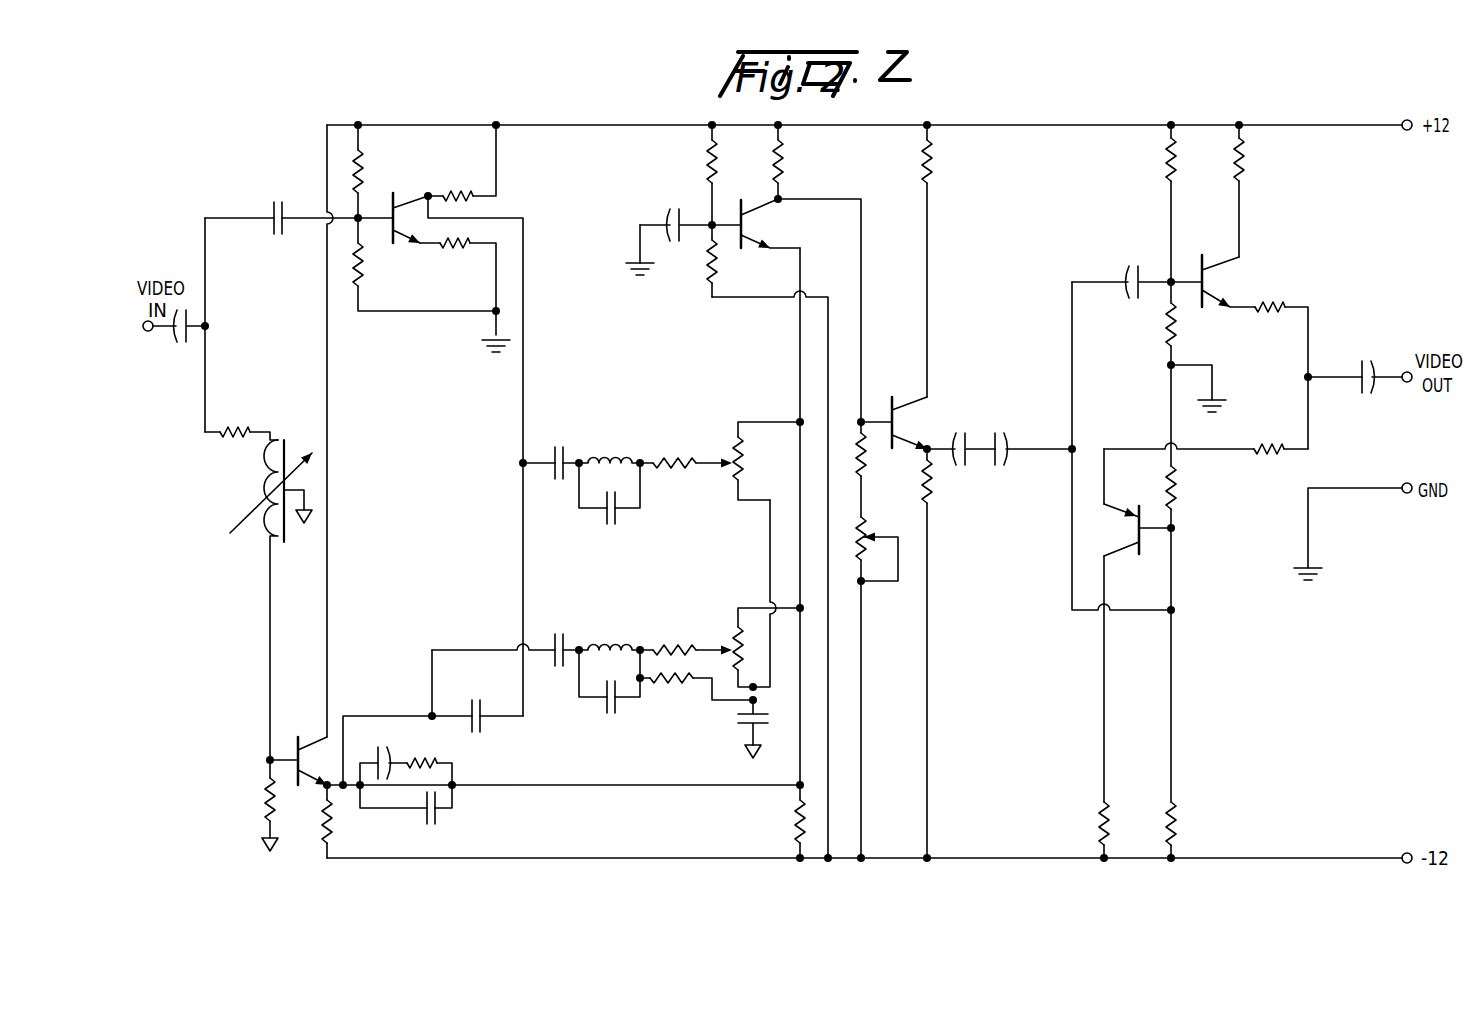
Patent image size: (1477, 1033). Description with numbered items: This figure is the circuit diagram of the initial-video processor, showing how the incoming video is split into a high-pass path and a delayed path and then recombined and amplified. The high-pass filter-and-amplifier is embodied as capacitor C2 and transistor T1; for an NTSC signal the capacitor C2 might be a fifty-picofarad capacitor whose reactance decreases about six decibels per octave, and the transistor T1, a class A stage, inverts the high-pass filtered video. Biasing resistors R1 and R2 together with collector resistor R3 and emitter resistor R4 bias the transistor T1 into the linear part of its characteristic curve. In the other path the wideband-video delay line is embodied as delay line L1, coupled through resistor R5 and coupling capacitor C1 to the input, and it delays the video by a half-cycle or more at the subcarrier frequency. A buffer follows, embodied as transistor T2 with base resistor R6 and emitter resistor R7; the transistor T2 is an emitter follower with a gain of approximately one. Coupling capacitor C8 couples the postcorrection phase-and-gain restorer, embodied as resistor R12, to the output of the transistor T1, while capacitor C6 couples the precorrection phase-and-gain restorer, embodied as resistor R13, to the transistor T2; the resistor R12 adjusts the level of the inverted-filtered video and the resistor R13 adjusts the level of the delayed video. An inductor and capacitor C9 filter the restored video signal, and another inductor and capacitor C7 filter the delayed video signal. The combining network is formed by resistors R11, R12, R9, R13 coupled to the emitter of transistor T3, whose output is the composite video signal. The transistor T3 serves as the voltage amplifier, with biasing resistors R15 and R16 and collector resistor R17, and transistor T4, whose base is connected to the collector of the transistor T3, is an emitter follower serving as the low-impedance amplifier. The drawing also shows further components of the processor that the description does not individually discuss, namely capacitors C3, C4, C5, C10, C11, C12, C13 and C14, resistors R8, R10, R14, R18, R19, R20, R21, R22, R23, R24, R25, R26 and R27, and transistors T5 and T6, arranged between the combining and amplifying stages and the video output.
###
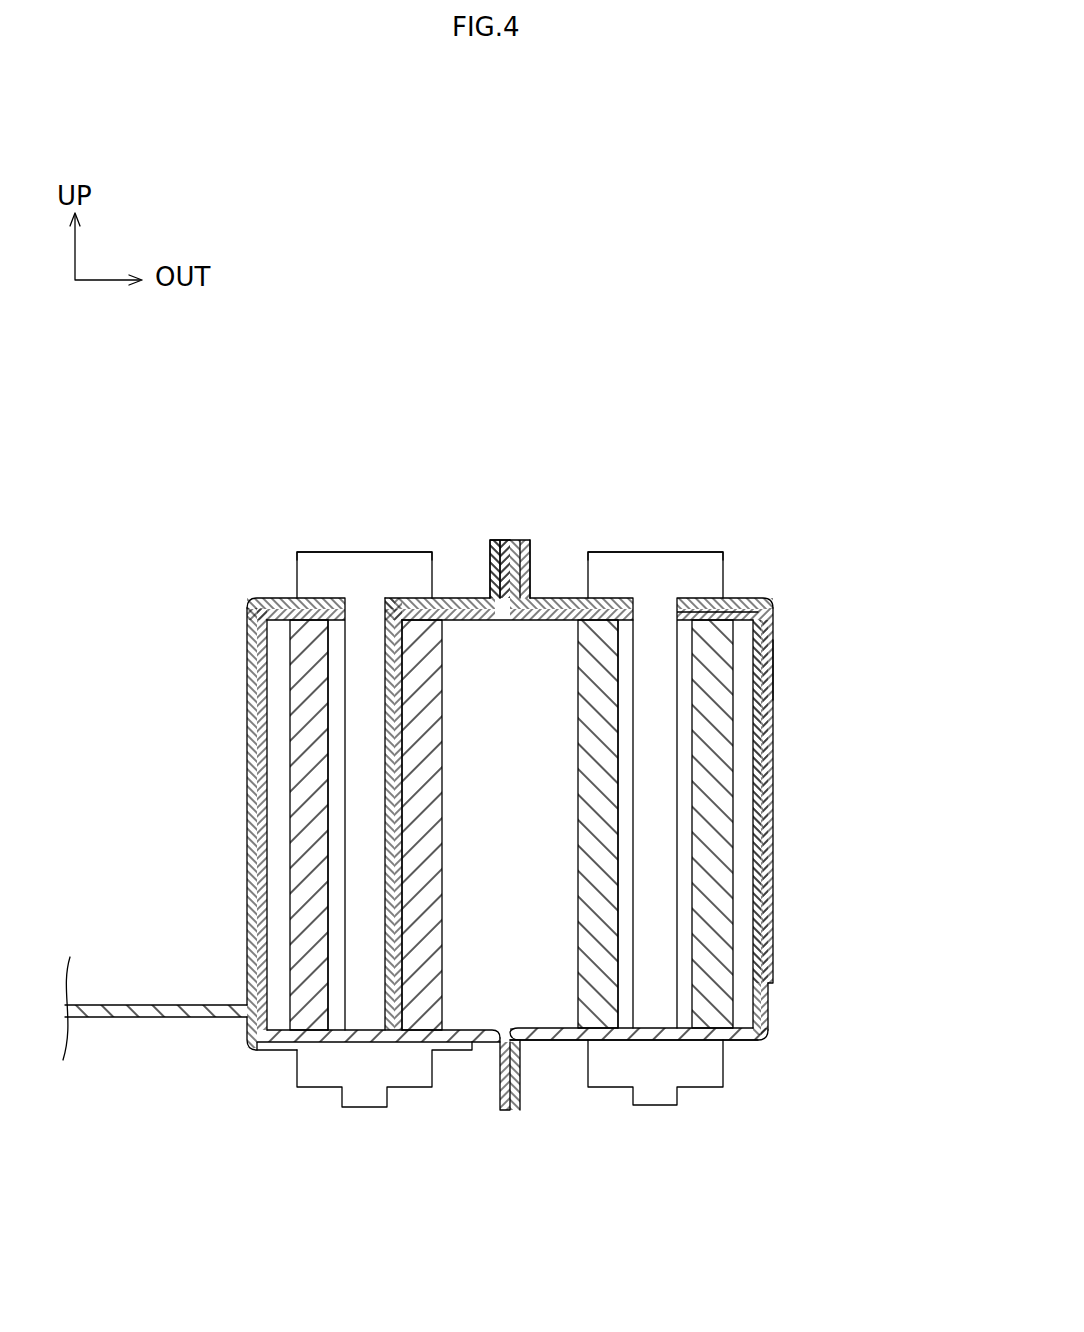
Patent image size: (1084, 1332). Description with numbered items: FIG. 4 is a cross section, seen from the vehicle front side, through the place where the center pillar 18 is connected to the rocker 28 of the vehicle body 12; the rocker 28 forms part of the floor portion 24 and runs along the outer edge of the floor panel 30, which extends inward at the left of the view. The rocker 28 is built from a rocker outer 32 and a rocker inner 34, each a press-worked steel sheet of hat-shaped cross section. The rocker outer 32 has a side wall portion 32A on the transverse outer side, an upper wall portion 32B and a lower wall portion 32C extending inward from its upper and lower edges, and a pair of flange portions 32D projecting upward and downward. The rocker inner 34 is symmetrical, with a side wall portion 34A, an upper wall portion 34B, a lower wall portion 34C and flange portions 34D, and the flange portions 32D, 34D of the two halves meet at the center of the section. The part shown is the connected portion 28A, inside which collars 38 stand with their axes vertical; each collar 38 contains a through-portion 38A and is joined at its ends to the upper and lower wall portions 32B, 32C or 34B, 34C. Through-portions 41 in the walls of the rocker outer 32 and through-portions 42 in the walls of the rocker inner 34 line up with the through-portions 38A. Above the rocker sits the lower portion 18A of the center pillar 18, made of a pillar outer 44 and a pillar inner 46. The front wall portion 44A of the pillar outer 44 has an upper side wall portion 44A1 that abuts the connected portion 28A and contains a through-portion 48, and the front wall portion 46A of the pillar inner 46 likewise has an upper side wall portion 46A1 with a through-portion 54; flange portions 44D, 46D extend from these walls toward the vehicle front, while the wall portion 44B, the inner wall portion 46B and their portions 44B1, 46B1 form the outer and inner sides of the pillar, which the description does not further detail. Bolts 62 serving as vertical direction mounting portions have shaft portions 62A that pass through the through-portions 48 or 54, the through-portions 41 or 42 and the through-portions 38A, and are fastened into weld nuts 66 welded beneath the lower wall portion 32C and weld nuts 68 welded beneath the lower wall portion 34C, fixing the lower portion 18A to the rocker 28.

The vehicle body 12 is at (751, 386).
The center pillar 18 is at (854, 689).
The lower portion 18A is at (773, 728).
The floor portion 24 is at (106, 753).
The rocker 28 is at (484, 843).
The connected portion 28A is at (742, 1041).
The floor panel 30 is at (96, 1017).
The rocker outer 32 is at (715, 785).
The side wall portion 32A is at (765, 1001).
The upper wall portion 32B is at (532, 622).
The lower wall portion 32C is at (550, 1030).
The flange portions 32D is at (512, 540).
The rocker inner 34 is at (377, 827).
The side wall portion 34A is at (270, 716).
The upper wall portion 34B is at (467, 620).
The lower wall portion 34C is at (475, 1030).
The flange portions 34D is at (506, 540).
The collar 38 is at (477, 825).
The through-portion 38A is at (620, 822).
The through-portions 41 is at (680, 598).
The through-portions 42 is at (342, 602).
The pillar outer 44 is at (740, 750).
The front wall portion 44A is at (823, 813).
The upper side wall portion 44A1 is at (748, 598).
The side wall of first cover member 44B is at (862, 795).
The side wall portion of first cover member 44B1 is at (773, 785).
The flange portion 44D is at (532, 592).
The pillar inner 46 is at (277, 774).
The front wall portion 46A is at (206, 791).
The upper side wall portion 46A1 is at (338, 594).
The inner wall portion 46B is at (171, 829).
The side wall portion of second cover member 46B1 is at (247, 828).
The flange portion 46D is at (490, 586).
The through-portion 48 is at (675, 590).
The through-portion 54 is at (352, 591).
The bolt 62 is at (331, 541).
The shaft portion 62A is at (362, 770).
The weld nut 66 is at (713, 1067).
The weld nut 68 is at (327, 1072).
###
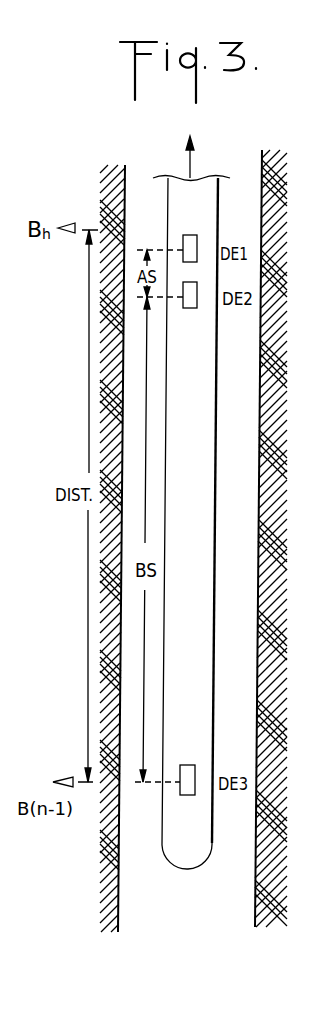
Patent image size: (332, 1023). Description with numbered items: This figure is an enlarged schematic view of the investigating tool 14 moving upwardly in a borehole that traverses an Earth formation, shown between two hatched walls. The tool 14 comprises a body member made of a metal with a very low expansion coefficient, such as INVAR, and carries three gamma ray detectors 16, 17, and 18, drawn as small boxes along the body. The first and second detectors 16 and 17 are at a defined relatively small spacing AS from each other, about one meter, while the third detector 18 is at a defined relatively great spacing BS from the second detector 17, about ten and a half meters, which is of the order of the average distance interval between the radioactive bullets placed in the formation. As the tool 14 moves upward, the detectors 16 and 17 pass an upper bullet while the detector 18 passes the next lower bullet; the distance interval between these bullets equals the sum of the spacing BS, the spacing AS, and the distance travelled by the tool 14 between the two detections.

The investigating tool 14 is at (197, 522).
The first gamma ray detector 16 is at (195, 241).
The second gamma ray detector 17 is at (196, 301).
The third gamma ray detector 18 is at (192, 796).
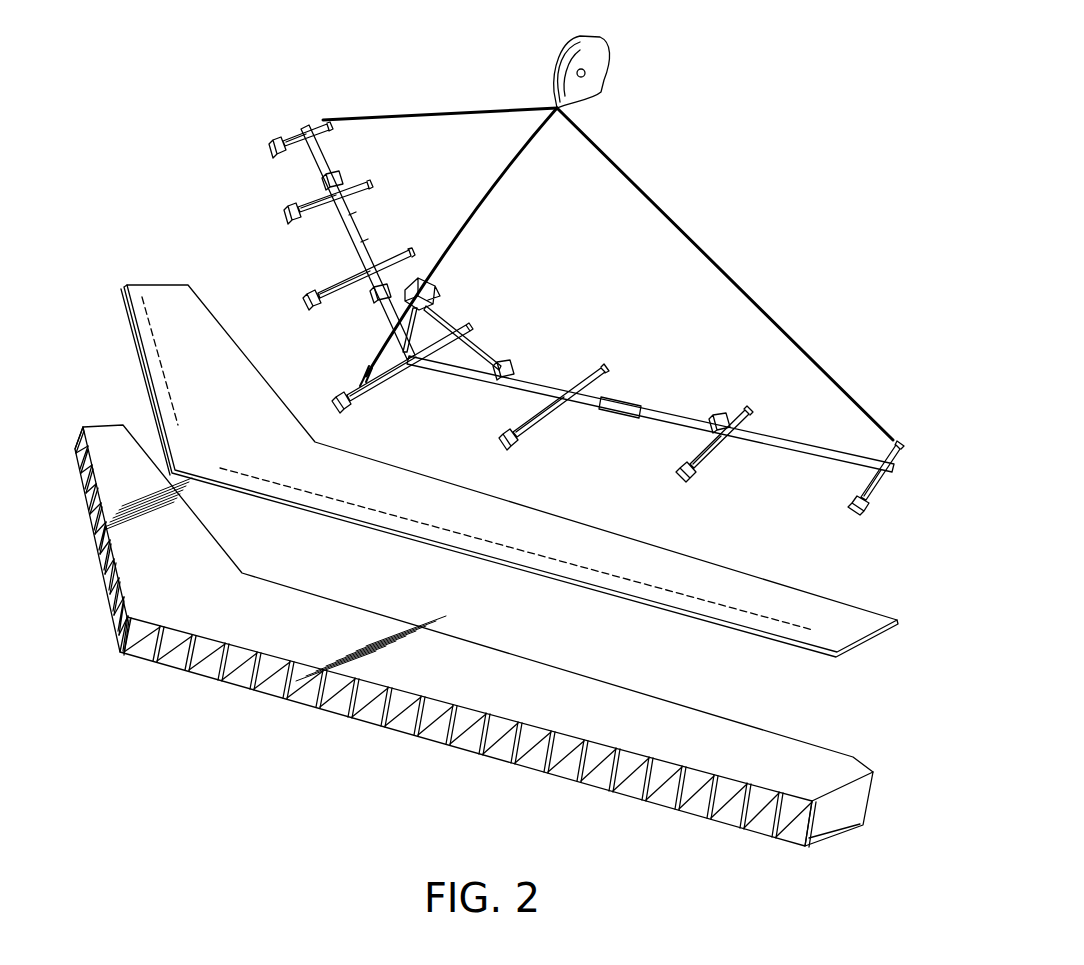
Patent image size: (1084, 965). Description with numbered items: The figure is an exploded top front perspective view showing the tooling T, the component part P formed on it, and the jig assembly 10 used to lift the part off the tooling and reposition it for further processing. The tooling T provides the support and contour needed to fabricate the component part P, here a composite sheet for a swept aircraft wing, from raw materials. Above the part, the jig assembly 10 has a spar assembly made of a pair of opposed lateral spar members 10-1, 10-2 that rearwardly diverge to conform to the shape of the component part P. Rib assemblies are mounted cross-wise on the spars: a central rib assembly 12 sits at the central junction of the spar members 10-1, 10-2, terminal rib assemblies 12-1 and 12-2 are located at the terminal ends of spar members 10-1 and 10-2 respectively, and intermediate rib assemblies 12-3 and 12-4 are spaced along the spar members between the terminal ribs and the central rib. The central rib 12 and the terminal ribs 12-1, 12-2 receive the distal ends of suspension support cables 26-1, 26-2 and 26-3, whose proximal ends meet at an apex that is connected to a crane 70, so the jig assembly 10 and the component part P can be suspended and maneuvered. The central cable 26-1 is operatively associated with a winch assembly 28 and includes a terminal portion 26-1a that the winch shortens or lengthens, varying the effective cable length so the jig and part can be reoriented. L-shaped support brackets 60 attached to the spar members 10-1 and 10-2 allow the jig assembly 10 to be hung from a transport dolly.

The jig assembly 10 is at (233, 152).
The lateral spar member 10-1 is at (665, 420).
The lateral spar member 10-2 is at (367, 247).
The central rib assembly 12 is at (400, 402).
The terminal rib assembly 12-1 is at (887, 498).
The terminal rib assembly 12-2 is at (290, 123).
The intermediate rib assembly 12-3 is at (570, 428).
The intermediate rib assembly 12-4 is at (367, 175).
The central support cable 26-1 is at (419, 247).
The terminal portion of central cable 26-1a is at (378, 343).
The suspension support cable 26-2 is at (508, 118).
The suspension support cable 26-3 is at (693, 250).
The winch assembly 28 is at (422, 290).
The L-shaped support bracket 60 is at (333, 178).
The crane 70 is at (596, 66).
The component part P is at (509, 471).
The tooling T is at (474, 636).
###
Task objective
Reproduce verbatim every line of the data from the line containing "Patent image size: (332, 1023)." down to the line containing "The third gamma", including both of those lines.

Solution
Patent image size: (332, 1023). Description with numbered items: This figure is an enlarged schematic view of the investigating tool 14 moving upwardly in a borehole that traverses an Earth formation, shown between two hatched walls. The tool 14 comprises a body member made of a metal with a very low expansion coefficient, such as INVAR, and carries three gamma ray detectors 16, 17, and 18, drawn as small boxes along the body. The first and second detectors 16 and 17 are at a defined relatively small spacing AS from each other, about one meter, while the third detector 18 is at a defined relatively great spacing BS from the second detector 17, about ten and a half meters, which is of the order of the average distance interval between the radioactive bullets placed in the formation. As the tool 14 moves upward, the detectors 16 and 17 pass an upper bullet while the detector 18 passes the next lower bullet; the distance interval between these bullets equals the sum of the spacing BS, the spacing AS, and the distance travelled by the tool 14 between the two detections.

The investigating tool 14 is at (197, 522).
The first gamma ray detector 16 is at (195, 241).
The second gamma ray detector 17 is at (196, 301).
The third gamma ray detector 18 is at (192, 796).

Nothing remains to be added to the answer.